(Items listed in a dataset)
++++++
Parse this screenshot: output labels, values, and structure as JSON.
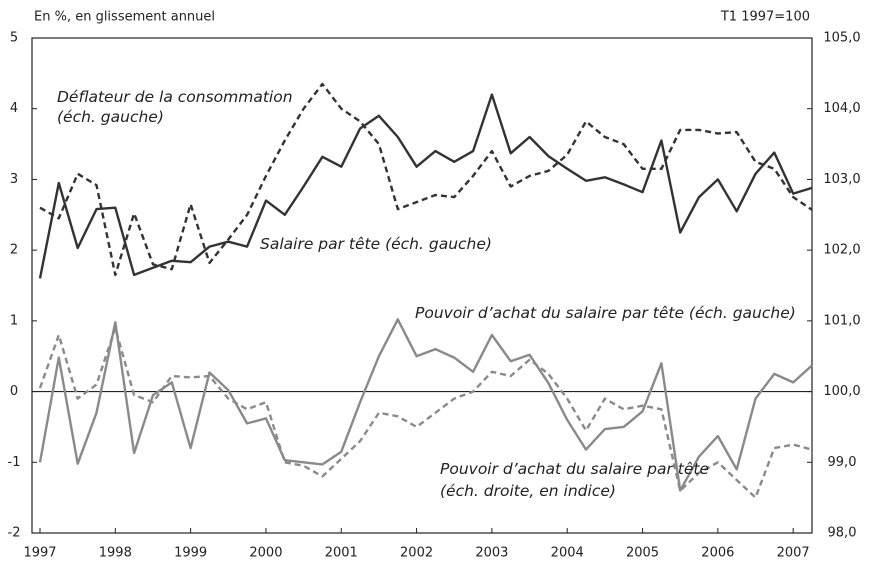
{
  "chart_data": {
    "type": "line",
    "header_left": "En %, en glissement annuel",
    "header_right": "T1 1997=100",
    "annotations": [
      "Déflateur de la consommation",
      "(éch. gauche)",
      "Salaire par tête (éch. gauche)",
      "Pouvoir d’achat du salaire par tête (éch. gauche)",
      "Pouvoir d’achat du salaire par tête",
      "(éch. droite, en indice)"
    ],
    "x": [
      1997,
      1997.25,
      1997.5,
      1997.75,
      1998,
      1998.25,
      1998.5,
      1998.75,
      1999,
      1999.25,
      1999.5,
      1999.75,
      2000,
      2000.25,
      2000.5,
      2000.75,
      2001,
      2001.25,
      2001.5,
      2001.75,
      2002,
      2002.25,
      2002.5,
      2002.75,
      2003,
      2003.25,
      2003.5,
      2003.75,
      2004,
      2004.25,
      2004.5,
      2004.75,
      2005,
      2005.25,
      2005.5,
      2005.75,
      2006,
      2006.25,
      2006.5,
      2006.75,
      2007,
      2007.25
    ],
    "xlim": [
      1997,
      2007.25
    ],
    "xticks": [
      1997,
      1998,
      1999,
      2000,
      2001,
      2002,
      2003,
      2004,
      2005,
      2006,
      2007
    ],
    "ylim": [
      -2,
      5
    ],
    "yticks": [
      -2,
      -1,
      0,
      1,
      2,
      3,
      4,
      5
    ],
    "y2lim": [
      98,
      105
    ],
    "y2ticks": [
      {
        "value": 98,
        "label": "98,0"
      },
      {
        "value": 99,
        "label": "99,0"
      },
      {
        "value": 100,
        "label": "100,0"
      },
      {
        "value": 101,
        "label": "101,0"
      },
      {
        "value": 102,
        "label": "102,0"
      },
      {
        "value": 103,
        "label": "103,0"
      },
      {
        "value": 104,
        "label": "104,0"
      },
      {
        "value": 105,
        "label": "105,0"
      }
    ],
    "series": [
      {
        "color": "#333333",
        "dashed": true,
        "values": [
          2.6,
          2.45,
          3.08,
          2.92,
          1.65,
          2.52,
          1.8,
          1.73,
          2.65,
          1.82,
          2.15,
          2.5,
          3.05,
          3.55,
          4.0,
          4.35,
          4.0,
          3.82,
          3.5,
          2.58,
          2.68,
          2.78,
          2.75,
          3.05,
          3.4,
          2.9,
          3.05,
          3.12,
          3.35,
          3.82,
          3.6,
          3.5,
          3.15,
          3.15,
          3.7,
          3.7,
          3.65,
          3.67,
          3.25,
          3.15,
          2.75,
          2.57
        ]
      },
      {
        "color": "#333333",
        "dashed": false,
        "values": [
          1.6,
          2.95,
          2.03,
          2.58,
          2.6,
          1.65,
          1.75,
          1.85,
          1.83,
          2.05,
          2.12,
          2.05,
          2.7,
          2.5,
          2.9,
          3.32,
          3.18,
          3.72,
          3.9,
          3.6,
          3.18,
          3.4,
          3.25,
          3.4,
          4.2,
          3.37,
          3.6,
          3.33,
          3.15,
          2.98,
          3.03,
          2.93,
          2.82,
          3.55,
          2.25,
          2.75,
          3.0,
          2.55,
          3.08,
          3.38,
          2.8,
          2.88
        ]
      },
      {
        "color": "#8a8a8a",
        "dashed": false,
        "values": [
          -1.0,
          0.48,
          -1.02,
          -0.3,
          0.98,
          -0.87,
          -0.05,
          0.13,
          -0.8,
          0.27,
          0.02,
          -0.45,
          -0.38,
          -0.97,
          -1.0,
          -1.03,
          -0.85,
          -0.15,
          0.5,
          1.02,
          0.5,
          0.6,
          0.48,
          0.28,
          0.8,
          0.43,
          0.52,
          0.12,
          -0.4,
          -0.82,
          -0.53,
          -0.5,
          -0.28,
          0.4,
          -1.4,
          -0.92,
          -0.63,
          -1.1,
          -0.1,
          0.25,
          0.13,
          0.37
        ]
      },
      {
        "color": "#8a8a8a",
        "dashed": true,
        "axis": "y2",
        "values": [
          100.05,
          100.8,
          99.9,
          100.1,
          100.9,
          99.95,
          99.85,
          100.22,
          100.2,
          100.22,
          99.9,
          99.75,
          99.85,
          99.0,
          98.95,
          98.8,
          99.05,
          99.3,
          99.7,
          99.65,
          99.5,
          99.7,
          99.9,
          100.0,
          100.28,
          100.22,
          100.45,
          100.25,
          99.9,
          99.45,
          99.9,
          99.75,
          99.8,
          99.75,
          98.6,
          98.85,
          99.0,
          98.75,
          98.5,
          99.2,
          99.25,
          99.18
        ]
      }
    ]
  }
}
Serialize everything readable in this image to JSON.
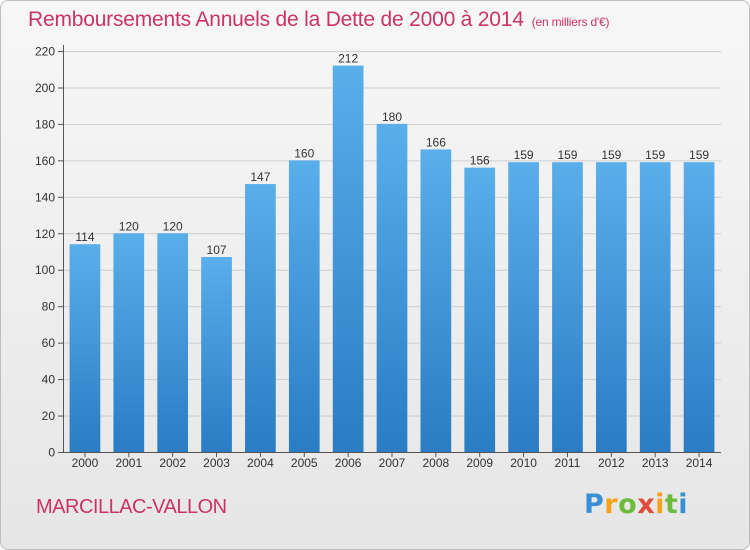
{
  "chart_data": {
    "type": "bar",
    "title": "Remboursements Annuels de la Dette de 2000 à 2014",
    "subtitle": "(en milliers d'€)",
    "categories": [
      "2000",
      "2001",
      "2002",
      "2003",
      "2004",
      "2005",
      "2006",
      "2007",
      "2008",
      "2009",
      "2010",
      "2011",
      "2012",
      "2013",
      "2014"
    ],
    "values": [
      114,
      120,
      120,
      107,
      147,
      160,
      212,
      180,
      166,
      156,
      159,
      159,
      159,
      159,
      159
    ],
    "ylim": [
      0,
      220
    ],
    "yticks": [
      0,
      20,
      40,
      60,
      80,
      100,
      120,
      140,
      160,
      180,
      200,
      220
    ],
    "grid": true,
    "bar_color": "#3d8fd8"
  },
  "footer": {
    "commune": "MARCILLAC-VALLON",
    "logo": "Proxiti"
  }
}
++++++
> [TASK OBJECTIVE]
Output nothing but the lines from the line with "Serialize everything readable" through the last line of the material above, please, word for word and without the pictures.

> [TASK SOLUTION]
Serialize everything readable in this image to JSON.
{
  "chart_data": {
    "type": "bar",
    "title": "Remboursements Annuels de la Dette de 2000 à 2014",
    "subtitle": "(en milliers d'€)",
    "categories": [
      "2000",
      "2001",
      "2002",
      "2003",
      "2004",
      "2005",
      "2006",
      "2007",
      "2008",
      "2009",
      "2010",
      "2011",
      "2012",
      "2013",
      "2014"
    ],
    "values": [
      114,
      120,
      120,
      107,
      147,
      160,
      212,
      180,
      166,
      156,
      159,
      159,
      159,
      159,
      159
    ],
    "ylim": [
      0,
      220
    ],
    "yticks": [
      0,
      20,
      40,
      60,
      80,
      100,
      120,
      140,
      160,
      180,
      200,
      220
    ],
    "grid": true,
    "bar_color": "#3d8fd8"
  },
  "footer": {
    "commune": "MARCILLAC-VALLON",
    "logo": "Proxiti"
  }
}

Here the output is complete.